Task — Could every line of the data be printed exactly as it reads?

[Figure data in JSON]
----

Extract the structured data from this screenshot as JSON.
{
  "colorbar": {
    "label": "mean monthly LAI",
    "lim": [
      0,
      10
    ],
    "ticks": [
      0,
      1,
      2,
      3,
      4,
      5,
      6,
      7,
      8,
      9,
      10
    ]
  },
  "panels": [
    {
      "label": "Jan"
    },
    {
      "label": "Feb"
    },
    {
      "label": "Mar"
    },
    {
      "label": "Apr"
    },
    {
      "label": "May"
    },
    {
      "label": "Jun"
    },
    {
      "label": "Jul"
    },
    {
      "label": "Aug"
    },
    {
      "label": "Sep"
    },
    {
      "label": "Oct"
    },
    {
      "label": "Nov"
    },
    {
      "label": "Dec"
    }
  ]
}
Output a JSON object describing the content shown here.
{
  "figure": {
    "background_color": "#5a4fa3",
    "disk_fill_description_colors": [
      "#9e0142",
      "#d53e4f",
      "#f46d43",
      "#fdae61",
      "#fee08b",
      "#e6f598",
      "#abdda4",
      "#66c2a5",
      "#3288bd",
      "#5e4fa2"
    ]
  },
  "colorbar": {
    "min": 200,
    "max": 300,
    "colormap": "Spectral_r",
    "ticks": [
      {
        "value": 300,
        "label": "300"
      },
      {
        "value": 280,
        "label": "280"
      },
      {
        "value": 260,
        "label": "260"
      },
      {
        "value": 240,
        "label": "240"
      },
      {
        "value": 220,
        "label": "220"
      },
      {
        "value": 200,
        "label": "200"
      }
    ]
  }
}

----

Answer in full —
Extract the structured data from this screenshot as JSON.
{
  "colorbar": {
    "label": "mean monthly LAI",
    "lim": [
      0,
      10
    ],
    "ticks": [
      0,
      1,
      2,
      3,
      4,
      5,
      6,
      7,
      8,
      9,
      10
    ]
  },
  "panels": [
    {
      "label": "Jan"
    },
    {
      "label": "Feb"
    },
    {
      "label": "Mar"
    },
    {
      "label": "Apr"
    },
    {
      "label": "May"
    },
    {
      "label": "Jun"
    },
    {
      "label": "Jul"
    },
    {
      "label": "Aug"
    },
    {
      "label": "Sep"
    },
    {
      "label": "Oct"
    },
    {
      "label": "Nov"
    },
    {
      "label": "Dec"
    }
  ]
}
Output a JSON object describing the content shown here.
{
  "figure": {
    "background_color": "#5a4fa3",
    "disk_fill_description_colors": [
      "#9e0142",
      "#d53e4f",
      "#f46d43",
      "#fdae61",
      "#fee08b",
      "#e6f598",
      "#abdda4",
      "#66c2a5",
      "#3288bd",
      "#5e4fa2"
    ]
  },
  "colorbar": {
    "min": 200,
    "max": 300,
    "colormap": "Spectral_r",
    "ticks": [
      {
        "value": 300,
        "label": "300"
      },
      {
        "value": 280,
        "label": "280"
      },
      {
        "value": 260,
        "label": "260"
      },
      {
        "value": 240,
        "label": "240"
      },
      {
        "value": 220,
        "label": "220"
      },
      {
        "value": 200,
        "label": "200"
      }
    ]
  }
}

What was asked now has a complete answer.